• Entries supplied:
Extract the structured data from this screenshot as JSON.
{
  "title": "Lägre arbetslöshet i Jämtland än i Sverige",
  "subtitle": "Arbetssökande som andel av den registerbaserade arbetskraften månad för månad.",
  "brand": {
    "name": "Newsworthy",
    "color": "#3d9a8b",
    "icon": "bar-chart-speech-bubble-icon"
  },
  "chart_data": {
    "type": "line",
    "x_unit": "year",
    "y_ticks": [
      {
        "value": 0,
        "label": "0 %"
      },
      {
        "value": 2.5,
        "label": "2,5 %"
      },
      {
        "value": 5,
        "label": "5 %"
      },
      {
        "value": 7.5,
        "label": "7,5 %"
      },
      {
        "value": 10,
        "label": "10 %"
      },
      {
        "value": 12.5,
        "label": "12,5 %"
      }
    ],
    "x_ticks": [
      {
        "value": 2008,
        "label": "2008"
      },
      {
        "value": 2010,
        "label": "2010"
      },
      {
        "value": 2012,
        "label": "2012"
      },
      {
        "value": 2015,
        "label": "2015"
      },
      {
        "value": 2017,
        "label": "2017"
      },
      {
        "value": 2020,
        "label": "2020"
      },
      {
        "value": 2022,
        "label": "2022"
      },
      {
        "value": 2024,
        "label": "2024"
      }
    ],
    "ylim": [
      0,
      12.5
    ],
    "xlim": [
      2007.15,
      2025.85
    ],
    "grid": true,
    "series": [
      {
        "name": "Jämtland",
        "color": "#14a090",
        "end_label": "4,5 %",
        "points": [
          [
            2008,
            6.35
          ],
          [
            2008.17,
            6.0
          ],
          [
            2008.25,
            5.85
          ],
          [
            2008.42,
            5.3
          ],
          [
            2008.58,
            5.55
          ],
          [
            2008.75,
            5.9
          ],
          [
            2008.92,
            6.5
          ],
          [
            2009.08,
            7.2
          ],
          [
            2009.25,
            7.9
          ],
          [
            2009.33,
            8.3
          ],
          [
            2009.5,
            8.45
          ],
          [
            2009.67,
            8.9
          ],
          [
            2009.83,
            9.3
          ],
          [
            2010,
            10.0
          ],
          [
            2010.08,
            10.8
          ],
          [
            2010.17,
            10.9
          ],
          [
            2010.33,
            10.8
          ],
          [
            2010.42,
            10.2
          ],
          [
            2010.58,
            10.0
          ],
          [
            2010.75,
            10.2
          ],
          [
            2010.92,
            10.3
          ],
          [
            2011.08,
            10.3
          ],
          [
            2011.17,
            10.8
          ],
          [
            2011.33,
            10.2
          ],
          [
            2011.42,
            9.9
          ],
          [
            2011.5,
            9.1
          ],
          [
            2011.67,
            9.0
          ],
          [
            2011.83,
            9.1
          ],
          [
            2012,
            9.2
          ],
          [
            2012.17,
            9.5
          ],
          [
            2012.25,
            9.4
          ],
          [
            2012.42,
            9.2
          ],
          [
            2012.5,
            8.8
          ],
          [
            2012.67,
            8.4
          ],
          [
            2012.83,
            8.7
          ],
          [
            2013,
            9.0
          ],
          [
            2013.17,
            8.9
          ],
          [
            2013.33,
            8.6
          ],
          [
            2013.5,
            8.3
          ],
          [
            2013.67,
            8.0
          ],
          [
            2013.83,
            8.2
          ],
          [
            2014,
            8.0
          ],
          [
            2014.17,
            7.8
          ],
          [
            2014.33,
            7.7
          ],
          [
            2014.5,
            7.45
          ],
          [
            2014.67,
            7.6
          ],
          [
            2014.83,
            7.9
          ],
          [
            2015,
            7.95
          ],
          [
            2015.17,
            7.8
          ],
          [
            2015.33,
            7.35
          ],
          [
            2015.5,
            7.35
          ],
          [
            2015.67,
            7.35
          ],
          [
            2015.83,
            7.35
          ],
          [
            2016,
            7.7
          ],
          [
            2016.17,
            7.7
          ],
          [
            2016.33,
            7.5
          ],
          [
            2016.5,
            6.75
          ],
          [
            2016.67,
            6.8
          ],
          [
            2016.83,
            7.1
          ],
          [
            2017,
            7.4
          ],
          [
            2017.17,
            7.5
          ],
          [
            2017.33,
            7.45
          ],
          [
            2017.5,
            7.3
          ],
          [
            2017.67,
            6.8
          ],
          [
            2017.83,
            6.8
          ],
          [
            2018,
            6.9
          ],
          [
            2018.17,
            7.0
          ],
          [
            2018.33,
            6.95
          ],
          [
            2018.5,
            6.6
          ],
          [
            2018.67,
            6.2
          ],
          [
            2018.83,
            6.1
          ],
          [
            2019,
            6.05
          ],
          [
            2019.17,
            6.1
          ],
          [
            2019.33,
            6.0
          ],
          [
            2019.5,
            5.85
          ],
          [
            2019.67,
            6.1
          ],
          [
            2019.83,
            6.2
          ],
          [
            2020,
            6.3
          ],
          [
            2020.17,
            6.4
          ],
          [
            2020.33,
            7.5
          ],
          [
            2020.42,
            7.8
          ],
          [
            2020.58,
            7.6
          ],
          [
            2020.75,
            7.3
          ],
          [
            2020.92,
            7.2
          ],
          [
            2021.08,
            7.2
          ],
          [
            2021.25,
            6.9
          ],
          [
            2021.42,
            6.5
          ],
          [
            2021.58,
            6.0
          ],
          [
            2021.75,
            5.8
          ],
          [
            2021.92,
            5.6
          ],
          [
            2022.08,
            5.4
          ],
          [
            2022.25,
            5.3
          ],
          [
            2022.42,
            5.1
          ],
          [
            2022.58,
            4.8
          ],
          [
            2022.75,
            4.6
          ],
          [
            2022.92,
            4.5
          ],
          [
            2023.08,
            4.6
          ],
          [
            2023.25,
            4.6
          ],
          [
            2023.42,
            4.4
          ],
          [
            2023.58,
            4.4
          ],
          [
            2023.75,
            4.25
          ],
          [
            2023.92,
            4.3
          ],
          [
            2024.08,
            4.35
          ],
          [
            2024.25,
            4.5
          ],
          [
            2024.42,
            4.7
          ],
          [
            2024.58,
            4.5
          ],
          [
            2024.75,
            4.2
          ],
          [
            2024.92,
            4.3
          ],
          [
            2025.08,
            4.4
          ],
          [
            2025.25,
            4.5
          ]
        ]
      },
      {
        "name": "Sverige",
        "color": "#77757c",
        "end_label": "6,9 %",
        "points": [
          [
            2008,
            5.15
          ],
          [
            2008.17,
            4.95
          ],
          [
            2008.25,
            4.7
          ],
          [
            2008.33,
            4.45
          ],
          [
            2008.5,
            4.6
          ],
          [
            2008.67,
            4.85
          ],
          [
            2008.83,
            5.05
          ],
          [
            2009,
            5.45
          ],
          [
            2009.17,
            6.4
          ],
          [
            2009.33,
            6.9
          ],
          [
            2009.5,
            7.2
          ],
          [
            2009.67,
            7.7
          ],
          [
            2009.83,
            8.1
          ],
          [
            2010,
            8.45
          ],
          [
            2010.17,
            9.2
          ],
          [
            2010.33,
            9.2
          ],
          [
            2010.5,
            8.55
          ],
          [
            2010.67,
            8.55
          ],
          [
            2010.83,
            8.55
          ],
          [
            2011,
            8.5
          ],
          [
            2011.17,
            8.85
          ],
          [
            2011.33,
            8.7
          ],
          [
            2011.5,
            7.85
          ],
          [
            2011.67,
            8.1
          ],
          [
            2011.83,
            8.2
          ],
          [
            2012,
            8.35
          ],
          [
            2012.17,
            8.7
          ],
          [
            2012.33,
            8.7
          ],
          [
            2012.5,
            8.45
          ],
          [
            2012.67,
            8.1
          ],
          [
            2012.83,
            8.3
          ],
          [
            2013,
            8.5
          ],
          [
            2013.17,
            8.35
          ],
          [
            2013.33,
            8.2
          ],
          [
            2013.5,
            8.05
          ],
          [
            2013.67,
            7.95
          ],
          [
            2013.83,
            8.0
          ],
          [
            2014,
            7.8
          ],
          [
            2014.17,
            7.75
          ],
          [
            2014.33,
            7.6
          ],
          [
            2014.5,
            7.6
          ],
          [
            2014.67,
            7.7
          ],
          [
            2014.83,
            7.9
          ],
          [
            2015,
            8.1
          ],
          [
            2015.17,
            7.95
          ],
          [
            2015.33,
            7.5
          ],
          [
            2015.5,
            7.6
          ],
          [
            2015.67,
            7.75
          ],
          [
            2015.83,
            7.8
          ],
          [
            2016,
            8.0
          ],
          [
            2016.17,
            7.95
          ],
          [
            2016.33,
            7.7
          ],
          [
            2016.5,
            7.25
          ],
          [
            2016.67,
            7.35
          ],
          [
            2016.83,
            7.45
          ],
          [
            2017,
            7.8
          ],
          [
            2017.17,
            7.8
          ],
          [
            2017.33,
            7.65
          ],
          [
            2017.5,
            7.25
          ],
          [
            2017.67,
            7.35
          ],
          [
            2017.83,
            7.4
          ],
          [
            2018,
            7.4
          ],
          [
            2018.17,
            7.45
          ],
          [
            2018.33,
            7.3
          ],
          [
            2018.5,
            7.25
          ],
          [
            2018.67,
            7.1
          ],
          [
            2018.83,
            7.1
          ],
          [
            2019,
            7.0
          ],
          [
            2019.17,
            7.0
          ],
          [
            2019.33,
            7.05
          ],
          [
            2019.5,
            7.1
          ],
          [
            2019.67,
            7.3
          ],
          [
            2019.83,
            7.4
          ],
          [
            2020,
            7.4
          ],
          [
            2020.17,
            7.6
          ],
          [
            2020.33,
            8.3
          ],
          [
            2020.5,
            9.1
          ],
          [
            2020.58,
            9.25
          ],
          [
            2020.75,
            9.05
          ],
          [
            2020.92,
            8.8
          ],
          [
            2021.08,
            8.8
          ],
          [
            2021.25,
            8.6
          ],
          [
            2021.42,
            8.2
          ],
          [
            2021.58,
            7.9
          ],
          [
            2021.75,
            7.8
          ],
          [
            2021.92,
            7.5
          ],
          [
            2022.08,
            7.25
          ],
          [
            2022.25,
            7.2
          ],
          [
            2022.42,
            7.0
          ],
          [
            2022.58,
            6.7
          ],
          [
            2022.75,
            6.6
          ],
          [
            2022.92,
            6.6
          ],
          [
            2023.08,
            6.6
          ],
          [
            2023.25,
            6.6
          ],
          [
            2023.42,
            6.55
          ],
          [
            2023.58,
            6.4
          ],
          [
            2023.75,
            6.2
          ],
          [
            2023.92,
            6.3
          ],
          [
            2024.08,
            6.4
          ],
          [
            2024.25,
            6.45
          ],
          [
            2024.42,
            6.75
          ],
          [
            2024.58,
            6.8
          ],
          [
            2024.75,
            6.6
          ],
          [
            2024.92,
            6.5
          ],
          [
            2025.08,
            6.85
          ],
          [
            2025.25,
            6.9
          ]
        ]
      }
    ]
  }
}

• Directive:
Extract each line from the listing that holds the word "color".

• Reply:
    "color": "#3d9a8b",
        "color": "#14a090",
        "color": "#77757c",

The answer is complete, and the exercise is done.